**Work to complete:**
a - Reproduce the records from the line containing "time-cell-sunday[interactable] (136, 568, 289, 593)" down to the line containing "time-cell-monday[interactable] (289, 906, 442, 915)", with both of those lines included.
b - Write what comes next in the account of fostering the cat Hershey, starting after its final sentence.

**Selected extract:**
☆ ☆ ☆ ☆

When my husband, then boyfriend, and I first moved in together, we wanted to get a pet because that’s what couples did to show they were committed. M Fox suggested that we foster, not adopt (how romantic). I thought, “Great! Let’s get a pregnant kitty and have five kittens to play with!” Well, apparently everyone else also had that idea so when we signed up with a local animal shelter, we were on a waiting list. For adult cats. Meh, I thought. Fine, whatever.

Weeks of visiting animal open houses at PetCos and feed stores went by and finally a shelter volunteer with big eyes turned to one of the older jaded workers and said, “What about Hershey?” They both smiled.

A week later I met the big-eyed girl in a PetCo parking lot and she handed me a bag with a cat in it. It was kind of how I imagined an artless drug deal to go down. I took the bag, said, “Thank you,” and then got in my car and drove home with our new charge.

I don’t remember when I found out about Hershey’s origin story. They told me he was a year old (which is pretty much what all shelters say about any non-kitten) and that he had a brother who was all white. They were bonded. Some old woman had wanted to replace her dead white cat, but didn’t want both Hershey and his brother. The shelter forced her to take both. A month later, she called the shelter and said that Hershey was attacking “her cat,” his bonded brother, and that she didn’t want him anymore. Get him out of her house. They found him, terrorized, under her bed. I don’t know who that old broad is, but I both hate her and am grateful she was such a raging bitch so that we could have him.

☆ ☆ ☆ ☆

**Given data:**
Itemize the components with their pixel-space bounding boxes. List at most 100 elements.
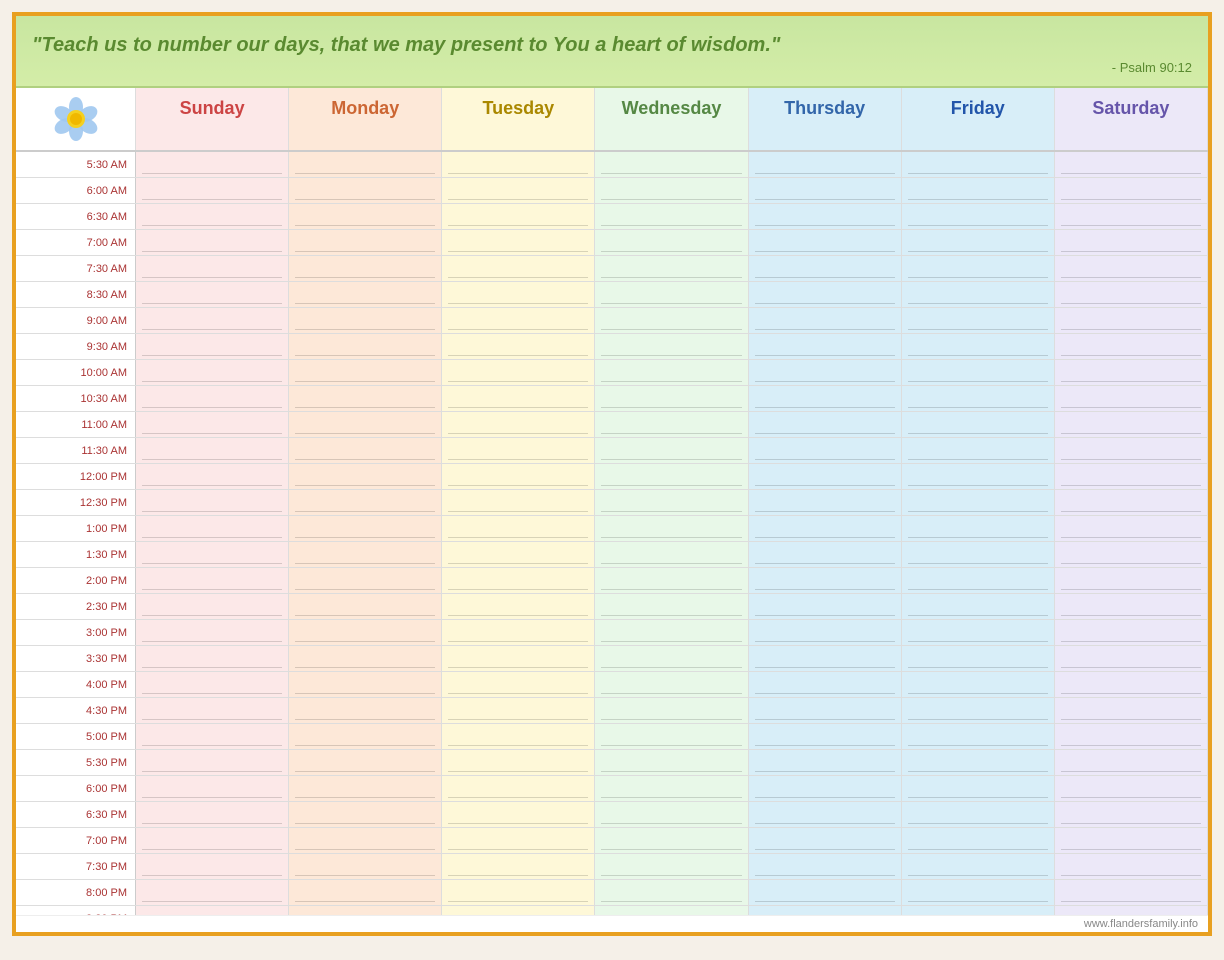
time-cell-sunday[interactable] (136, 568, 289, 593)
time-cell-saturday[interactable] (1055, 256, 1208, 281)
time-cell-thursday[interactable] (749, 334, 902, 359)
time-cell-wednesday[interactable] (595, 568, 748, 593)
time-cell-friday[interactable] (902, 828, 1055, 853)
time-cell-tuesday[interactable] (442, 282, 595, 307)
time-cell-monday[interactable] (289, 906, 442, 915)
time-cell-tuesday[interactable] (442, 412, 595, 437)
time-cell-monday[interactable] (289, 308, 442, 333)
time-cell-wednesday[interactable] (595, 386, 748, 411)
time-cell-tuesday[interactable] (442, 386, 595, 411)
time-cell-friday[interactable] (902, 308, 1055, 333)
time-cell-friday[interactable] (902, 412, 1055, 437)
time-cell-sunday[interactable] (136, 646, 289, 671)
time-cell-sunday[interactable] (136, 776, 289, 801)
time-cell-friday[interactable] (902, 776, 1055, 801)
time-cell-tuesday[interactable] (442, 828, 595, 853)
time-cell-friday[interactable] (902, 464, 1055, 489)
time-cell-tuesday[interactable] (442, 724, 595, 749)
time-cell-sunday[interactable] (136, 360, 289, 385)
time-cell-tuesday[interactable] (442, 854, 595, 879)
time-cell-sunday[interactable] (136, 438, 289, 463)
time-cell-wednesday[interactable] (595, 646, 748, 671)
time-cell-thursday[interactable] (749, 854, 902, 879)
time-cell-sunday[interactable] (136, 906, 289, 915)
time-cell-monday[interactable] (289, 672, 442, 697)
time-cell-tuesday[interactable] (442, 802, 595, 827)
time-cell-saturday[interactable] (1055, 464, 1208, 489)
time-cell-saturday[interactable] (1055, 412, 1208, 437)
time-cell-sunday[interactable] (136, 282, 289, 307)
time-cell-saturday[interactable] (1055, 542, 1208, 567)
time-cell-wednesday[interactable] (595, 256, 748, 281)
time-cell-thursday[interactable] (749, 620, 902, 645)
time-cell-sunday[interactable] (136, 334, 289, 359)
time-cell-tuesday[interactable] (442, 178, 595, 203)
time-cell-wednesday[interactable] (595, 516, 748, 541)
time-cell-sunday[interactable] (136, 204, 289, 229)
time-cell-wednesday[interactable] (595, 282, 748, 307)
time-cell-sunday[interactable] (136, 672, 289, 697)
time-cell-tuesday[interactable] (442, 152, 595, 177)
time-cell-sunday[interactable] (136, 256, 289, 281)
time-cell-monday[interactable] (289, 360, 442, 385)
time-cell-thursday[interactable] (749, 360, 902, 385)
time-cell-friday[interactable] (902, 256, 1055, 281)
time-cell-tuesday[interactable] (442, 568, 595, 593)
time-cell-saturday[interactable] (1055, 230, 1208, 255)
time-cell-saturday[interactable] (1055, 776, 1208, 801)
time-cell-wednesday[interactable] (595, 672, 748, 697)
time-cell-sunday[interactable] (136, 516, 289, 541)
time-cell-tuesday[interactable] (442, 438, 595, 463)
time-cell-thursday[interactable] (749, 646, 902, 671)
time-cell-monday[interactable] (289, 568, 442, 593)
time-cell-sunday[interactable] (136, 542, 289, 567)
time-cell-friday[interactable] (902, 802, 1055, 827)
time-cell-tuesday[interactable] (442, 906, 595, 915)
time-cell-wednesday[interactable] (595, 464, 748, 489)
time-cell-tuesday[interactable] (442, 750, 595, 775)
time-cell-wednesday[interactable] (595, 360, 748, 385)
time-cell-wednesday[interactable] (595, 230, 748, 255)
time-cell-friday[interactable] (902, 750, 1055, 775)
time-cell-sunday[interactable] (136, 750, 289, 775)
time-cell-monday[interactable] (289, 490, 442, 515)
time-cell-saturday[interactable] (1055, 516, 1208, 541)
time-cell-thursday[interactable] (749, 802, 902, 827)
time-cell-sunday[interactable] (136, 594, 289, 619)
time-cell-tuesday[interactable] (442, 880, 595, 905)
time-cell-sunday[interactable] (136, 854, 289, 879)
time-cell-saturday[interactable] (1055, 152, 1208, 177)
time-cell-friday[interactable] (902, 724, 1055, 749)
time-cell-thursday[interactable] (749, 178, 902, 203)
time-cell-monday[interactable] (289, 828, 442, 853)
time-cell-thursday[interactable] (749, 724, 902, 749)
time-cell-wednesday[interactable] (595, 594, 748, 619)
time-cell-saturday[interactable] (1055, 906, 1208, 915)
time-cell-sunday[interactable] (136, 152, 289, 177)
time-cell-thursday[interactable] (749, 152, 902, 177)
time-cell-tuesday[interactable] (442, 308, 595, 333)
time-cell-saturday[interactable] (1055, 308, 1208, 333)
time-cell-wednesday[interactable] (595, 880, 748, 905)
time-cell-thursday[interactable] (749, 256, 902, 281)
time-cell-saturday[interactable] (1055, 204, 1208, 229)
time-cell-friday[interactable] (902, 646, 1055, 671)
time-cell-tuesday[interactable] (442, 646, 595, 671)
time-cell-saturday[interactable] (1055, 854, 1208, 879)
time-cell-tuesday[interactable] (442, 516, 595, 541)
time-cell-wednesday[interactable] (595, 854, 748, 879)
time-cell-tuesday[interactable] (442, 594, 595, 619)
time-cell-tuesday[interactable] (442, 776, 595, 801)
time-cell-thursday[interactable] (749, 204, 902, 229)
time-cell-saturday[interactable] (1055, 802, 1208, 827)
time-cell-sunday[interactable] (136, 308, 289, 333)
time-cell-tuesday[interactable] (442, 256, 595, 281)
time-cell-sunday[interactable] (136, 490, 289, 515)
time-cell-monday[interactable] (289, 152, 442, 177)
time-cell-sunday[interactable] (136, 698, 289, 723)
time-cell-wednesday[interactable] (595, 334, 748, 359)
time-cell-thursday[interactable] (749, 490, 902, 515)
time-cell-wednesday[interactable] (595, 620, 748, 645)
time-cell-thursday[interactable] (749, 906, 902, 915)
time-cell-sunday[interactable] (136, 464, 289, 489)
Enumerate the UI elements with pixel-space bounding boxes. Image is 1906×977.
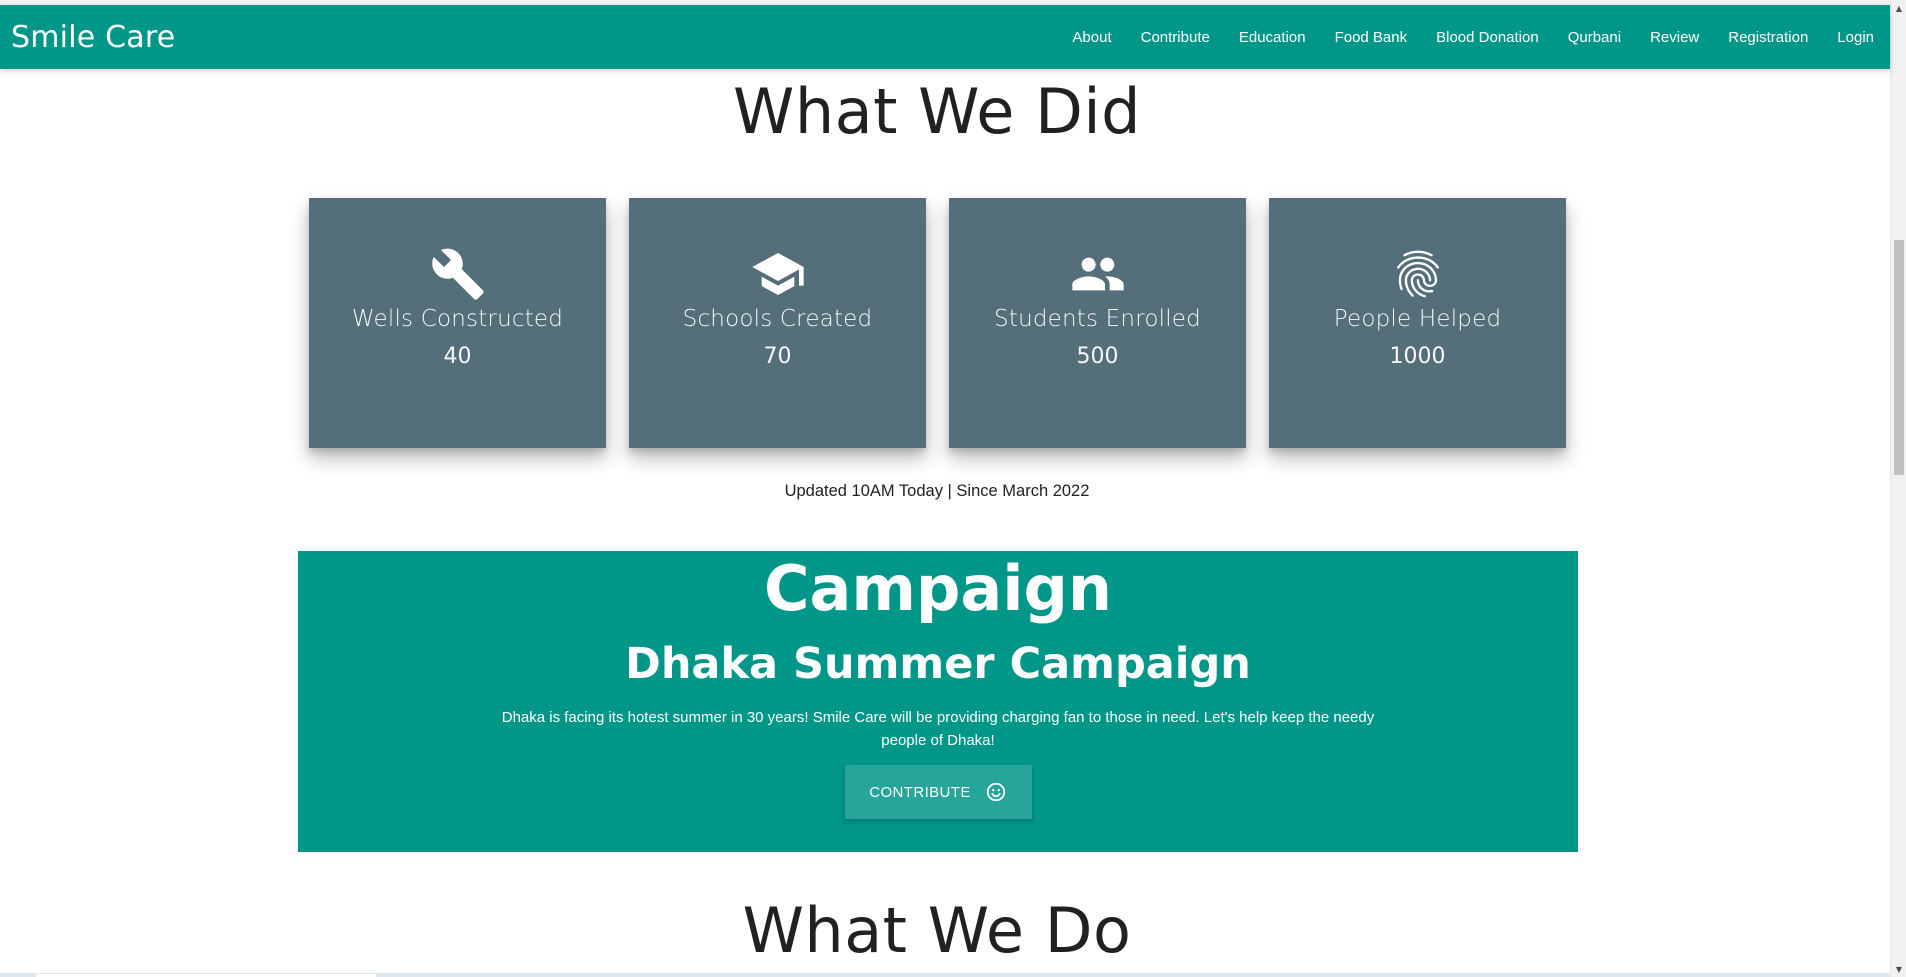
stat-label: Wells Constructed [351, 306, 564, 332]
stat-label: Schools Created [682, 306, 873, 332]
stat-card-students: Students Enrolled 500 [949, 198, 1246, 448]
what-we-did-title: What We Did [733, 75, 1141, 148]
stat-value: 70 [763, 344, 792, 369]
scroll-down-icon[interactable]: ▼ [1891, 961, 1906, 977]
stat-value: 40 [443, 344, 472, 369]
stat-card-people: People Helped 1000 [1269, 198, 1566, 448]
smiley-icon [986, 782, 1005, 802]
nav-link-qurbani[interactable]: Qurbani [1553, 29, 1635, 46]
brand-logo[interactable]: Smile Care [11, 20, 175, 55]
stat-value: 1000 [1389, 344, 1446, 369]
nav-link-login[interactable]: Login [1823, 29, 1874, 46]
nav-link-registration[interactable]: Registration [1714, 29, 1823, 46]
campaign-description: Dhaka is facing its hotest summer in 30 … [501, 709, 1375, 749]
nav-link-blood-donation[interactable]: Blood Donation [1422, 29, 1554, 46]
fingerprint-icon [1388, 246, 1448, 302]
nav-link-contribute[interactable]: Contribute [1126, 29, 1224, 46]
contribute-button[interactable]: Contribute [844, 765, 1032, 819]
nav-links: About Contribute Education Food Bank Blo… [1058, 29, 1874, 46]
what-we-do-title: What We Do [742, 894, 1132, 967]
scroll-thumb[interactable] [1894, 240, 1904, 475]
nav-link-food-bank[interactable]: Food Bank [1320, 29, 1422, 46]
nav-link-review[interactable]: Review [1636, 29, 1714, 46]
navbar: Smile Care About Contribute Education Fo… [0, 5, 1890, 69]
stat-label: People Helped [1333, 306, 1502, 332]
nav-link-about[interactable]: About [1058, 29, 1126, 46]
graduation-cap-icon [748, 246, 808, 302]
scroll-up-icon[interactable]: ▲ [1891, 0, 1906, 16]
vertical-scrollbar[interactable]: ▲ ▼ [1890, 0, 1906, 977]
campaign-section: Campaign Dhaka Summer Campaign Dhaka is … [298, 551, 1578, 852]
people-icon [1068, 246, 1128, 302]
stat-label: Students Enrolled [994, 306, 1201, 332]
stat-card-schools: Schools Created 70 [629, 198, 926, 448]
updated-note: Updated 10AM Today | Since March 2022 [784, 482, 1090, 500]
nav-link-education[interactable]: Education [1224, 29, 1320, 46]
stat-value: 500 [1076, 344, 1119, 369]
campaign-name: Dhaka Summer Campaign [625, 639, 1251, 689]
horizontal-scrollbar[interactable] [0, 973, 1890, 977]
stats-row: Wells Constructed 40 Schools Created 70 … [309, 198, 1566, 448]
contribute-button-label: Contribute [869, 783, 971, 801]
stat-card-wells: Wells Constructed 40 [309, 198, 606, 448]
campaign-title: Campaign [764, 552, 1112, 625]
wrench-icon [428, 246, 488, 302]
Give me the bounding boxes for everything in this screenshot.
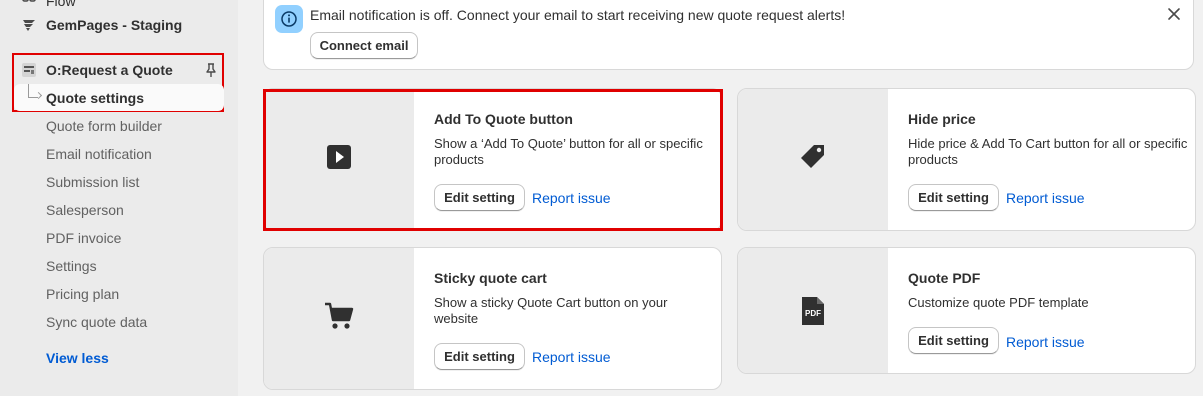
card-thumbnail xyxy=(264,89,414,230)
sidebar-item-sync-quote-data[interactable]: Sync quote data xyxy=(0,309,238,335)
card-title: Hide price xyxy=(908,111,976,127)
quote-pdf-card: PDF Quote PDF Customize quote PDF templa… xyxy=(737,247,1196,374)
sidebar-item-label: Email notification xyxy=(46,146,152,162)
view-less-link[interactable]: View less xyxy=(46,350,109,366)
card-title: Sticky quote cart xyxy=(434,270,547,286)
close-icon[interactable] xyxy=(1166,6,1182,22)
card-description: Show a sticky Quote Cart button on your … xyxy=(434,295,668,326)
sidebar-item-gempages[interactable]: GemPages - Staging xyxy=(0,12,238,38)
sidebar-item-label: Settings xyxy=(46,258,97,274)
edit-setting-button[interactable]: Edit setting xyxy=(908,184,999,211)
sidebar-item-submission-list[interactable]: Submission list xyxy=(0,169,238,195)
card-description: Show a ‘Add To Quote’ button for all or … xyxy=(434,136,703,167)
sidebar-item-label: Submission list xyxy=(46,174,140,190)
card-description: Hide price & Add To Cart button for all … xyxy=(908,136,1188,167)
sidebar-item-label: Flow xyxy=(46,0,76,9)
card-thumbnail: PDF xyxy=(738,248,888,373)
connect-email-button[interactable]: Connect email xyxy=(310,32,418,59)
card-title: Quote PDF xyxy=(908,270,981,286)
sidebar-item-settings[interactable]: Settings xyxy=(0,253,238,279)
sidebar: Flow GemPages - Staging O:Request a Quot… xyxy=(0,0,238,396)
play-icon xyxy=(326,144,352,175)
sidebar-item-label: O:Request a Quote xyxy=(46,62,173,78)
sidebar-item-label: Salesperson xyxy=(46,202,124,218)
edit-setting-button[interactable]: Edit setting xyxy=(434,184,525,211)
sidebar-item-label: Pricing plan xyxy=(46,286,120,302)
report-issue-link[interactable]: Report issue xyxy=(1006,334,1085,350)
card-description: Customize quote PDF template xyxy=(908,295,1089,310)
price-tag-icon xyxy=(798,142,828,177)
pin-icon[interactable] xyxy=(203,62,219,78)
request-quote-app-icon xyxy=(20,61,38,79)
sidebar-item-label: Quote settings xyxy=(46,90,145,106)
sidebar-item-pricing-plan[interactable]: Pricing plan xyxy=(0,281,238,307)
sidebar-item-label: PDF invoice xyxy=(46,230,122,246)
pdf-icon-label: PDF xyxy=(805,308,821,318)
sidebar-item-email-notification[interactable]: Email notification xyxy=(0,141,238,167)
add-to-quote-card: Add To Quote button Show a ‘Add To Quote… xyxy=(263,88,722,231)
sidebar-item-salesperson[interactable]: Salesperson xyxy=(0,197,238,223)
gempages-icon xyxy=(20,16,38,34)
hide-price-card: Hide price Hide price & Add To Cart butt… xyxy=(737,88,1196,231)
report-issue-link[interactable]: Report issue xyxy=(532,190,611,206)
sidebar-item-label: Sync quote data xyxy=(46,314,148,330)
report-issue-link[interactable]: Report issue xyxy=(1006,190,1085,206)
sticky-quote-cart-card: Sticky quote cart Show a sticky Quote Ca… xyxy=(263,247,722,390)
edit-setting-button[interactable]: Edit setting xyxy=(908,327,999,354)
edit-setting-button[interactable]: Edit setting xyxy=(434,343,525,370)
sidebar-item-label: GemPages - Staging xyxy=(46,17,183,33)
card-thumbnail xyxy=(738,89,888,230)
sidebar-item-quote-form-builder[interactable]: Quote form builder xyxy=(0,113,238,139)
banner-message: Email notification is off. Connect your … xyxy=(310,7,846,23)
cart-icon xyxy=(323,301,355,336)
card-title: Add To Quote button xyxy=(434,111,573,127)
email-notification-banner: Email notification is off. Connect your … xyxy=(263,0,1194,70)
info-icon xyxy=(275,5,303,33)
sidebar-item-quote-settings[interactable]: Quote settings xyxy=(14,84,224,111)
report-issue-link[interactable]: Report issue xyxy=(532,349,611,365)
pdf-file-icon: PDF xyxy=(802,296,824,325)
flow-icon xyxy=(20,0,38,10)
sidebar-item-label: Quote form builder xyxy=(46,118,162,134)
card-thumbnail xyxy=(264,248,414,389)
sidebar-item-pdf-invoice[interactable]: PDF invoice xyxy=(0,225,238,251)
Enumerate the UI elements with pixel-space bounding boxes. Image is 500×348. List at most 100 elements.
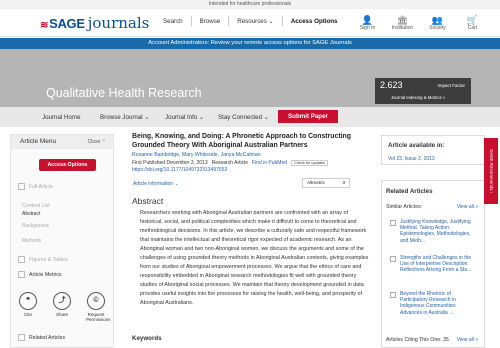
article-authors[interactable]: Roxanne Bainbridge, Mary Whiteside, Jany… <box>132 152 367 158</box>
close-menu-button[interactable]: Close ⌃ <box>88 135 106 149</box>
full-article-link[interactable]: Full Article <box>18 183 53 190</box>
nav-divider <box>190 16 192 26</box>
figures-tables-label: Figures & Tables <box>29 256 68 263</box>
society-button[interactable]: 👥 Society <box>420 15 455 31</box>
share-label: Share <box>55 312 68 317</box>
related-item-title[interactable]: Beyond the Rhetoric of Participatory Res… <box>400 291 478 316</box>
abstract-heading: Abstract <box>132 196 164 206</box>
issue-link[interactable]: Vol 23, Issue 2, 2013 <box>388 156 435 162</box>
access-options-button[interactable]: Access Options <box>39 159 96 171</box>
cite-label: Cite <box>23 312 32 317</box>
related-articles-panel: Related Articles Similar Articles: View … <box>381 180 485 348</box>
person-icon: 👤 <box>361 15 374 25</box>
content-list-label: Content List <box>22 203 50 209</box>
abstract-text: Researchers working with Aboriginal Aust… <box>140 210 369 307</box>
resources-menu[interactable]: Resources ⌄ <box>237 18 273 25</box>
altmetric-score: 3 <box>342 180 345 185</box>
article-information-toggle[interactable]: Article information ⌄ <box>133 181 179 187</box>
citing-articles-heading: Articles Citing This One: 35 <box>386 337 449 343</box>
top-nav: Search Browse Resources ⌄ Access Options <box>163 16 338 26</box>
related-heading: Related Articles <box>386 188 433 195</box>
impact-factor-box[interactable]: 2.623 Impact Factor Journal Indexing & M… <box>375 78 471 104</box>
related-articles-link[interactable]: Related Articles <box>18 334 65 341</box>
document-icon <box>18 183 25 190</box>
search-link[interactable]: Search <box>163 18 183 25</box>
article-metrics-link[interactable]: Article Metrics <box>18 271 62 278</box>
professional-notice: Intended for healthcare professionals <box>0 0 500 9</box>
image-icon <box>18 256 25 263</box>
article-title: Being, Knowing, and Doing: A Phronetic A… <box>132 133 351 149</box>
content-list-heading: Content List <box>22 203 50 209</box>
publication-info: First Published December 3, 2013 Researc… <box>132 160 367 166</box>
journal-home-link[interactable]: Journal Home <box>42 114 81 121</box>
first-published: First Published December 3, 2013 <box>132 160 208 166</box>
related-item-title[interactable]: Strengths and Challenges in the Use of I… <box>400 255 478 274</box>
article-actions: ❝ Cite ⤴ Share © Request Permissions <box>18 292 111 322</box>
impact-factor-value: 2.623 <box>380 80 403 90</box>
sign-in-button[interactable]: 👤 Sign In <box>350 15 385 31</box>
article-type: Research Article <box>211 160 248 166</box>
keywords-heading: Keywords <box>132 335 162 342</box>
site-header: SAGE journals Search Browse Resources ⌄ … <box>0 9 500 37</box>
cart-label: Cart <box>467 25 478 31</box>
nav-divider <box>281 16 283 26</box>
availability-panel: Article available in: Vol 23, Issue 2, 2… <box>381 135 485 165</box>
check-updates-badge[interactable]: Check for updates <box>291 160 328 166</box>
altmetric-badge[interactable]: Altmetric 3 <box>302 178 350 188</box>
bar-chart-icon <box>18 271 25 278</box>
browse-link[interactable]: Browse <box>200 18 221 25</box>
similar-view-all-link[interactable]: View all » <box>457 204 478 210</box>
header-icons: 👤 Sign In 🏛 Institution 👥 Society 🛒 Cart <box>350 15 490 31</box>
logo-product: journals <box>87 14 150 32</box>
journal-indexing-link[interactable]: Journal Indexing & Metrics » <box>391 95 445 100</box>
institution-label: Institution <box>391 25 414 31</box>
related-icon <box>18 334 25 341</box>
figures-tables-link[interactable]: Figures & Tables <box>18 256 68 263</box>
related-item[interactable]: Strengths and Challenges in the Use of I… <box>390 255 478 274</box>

☆ ☆ ☆ ☆

**Exercise answers:**
a -
time-cell-sunday[interactable] (136, 568, 289, 593)
time-cell-saturday[interactable] (1055, 256, 1208, 281)
time-cell-thursday[interactable] (749, 334, 902, 359)
time-cell-wednesday[interactable] (595, 568, 748, 593)
time-cell-friday[interactable] (902, 828, 1055, 853)
time-cell-tuesday[interactable] (442, 282, 595, 307)
time-cell-monday[interactable] (289, 906, 442, 915)

b -
When I got Hershey home, I put him in our bedroom with his litter and his food and opened the bag. It was all black inside except for two large emerald eyes. I went into the living room to tell M Fox that I’d put the new cat in the bedroom. M Fox said, “That cat is just going to go under the bed.”

For two weeks, Hershey lived under our crappy, four-inches-off-the-floor IKEA bed. He would sneak out in the middle of the night to eat and use the bathroom, but if we ever stirred, he fled back underneath.  Friends didn’t believe us when we said we were fostering a cat — there was barely any evidence.

Here’s the thing, though. If you stuck your hand between the wall and the side of the bed, he would squiggle toward you, rub against you, and purr.  He wanted to love you.

Soon he would come out at night and sleep between us.  Then he would stay out as long as no one opened the door. Then the apartment belonged to him. M Fox found a cat post on the side of the road (like you do) and we began teaching him tricks.  He could nimbly jump to the top of the post and wait for treats.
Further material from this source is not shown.